WHAT IS EXPECTED: Look through the data below and return each line where "name" appears.

EXCERPTED DATA:
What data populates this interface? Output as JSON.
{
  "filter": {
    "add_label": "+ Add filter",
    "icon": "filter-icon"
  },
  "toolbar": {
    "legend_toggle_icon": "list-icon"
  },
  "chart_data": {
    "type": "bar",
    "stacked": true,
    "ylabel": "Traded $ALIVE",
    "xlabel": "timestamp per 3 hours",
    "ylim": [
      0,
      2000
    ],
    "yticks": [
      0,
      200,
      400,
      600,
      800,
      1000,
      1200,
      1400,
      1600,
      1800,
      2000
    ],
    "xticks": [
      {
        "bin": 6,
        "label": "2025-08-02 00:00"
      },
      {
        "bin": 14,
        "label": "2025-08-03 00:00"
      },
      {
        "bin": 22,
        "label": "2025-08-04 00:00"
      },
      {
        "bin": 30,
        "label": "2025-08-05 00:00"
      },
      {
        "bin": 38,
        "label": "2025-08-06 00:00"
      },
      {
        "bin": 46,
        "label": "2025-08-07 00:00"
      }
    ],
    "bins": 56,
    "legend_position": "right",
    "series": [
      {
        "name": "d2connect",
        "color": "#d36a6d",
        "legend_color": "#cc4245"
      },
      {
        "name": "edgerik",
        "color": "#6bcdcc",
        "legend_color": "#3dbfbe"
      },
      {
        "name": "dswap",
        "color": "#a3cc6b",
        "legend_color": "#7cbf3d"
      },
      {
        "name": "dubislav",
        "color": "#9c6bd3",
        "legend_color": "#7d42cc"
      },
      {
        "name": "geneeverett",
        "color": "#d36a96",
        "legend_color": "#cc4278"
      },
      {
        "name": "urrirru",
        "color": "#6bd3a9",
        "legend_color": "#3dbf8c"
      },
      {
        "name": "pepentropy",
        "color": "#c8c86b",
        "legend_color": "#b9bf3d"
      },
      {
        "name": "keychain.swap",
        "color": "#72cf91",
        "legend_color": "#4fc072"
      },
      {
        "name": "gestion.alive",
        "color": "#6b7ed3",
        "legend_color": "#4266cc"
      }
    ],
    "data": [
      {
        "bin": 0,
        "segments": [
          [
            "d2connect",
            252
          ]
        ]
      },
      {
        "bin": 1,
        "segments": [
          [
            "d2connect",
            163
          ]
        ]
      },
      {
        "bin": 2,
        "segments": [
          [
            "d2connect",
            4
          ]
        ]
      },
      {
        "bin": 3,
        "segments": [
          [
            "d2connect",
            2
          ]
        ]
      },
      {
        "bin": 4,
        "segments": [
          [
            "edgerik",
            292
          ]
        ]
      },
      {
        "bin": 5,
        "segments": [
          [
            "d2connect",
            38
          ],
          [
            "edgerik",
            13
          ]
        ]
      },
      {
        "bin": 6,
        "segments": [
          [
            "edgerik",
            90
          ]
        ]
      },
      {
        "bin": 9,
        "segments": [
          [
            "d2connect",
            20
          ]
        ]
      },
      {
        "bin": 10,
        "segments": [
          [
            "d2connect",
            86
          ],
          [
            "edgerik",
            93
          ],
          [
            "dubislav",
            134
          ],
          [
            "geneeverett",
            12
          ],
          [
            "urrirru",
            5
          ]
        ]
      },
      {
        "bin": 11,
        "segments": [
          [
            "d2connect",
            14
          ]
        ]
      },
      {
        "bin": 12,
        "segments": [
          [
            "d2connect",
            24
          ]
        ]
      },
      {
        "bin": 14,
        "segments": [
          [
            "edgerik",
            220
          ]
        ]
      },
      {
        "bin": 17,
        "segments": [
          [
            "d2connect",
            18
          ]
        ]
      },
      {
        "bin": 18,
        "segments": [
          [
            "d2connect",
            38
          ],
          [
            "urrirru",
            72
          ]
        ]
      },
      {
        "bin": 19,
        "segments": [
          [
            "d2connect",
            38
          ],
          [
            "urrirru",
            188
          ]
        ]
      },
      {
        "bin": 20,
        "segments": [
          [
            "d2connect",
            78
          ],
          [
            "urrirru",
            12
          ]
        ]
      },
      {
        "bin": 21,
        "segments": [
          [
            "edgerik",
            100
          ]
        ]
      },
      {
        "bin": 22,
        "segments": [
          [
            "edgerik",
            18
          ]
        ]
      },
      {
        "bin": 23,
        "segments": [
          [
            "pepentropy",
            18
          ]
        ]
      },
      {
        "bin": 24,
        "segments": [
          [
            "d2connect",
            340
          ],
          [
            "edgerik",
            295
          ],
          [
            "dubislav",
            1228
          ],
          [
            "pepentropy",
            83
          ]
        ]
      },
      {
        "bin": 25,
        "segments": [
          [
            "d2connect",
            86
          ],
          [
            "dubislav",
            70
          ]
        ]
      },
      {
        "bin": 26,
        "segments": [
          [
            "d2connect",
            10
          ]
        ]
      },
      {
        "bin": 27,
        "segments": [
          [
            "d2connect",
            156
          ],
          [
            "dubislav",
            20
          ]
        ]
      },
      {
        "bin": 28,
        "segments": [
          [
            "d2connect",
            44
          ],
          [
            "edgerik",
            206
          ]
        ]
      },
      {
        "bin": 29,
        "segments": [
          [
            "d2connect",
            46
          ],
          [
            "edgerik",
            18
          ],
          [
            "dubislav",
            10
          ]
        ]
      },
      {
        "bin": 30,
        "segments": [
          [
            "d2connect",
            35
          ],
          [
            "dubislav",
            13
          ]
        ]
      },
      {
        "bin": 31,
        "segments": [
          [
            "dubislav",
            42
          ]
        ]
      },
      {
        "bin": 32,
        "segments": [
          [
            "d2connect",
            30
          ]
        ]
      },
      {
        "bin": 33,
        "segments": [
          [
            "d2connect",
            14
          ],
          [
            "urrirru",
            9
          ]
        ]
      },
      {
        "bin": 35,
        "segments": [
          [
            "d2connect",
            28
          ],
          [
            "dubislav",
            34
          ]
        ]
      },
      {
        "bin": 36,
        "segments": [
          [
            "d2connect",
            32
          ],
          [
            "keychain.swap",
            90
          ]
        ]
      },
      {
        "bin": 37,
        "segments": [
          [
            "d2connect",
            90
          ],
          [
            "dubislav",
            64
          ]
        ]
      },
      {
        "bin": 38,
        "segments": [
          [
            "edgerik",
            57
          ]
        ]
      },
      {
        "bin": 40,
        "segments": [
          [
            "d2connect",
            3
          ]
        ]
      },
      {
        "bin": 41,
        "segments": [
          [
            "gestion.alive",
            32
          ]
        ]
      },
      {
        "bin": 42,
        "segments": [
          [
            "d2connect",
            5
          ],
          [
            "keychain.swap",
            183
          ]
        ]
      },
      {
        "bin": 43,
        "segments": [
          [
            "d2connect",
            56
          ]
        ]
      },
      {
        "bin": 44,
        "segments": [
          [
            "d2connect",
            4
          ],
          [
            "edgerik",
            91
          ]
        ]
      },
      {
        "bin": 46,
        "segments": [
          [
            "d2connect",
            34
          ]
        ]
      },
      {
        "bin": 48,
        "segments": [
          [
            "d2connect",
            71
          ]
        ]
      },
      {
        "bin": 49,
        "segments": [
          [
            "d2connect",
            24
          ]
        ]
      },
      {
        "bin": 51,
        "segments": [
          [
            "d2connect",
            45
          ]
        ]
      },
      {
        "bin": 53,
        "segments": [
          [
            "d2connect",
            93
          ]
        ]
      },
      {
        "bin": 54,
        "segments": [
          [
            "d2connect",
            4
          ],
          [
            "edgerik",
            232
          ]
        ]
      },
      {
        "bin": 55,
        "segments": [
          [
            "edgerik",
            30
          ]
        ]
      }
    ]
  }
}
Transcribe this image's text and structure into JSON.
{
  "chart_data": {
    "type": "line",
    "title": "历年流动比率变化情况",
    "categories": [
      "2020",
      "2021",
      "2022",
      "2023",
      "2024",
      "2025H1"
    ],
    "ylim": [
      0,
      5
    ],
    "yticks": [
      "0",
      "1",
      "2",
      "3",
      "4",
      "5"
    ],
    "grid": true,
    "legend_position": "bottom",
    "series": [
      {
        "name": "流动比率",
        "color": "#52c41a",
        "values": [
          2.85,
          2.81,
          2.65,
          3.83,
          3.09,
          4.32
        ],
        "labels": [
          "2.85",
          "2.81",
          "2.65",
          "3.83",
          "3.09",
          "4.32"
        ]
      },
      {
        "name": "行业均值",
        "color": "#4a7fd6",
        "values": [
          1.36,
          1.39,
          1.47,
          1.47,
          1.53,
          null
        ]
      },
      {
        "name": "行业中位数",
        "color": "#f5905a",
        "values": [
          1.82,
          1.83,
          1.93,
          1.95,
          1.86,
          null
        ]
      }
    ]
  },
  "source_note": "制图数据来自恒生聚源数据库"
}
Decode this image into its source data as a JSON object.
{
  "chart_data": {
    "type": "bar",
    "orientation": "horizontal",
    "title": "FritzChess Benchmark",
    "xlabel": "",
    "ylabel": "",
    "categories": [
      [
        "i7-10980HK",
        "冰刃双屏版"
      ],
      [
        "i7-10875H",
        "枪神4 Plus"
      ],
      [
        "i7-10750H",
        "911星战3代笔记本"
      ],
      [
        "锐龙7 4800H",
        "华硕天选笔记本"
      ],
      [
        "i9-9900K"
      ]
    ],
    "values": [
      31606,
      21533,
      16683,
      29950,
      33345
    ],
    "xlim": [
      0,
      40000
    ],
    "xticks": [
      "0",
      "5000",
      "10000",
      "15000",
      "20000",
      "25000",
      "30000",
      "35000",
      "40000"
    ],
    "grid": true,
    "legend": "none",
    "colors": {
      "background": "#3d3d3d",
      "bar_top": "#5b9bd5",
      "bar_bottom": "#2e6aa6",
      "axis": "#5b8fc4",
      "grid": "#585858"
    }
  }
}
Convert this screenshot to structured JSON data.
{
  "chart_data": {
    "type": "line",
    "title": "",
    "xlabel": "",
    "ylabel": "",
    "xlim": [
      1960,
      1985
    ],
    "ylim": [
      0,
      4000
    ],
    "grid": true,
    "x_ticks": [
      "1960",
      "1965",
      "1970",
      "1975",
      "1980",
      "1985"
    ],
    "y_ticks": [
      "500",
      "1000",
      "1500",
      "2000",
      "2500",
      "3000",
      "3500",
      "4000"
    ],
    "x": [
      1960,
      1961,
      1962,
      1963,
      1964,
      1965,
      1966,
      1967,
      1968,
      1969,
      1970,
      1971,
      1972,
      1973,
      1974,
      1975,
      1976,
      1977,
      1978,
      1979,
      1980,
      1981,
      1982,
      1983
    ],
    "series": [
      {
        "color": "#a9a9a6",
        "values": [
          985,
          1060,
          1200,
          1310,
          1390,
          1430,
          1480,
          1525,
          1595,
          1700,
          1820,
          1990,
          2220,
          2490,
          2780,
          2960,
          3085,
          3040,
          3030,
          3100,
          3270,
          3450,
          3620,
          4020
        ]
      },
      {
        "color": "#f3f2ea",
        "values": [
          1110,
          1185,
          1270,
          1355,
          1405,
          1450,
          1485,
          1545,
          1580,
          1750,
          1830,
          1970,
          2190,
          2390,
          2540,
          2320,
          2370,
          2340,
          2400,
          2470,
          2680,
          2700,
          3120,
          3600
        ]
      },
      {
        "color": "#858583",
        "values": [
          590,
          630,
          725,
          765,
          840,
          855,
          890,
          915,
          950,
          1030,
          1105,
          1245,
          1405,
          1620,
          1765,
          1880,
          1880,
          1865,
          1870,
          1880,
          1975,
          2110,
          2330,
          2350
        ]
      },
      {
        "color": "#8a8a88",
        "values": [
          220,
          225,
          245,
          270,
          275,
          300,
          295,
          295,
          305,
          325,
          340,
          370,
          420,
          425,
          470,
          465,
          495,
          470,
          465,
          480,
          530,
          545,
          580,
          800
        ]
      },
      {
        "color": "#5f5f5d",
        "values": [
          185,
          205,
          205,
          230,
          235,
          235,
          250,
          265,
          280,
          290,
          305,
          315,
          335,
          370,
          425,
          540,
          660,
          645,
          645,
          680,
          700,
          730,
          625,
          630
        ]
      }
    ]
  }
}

RESPONSE TO THE EXERCISE:
        "name": "d2connect",
        "name": "edgerik",
        "name": "dswap",
        "name": "dubislav",
        "name": "geneeverett",
        "name": "urrirru",
        "name": "pepentropy",
        "name": "keychain.swap",
        "name": "gestion.alive",
        "name": "流动比率",
        "name": "行业均值",
        "name": "行业中位数",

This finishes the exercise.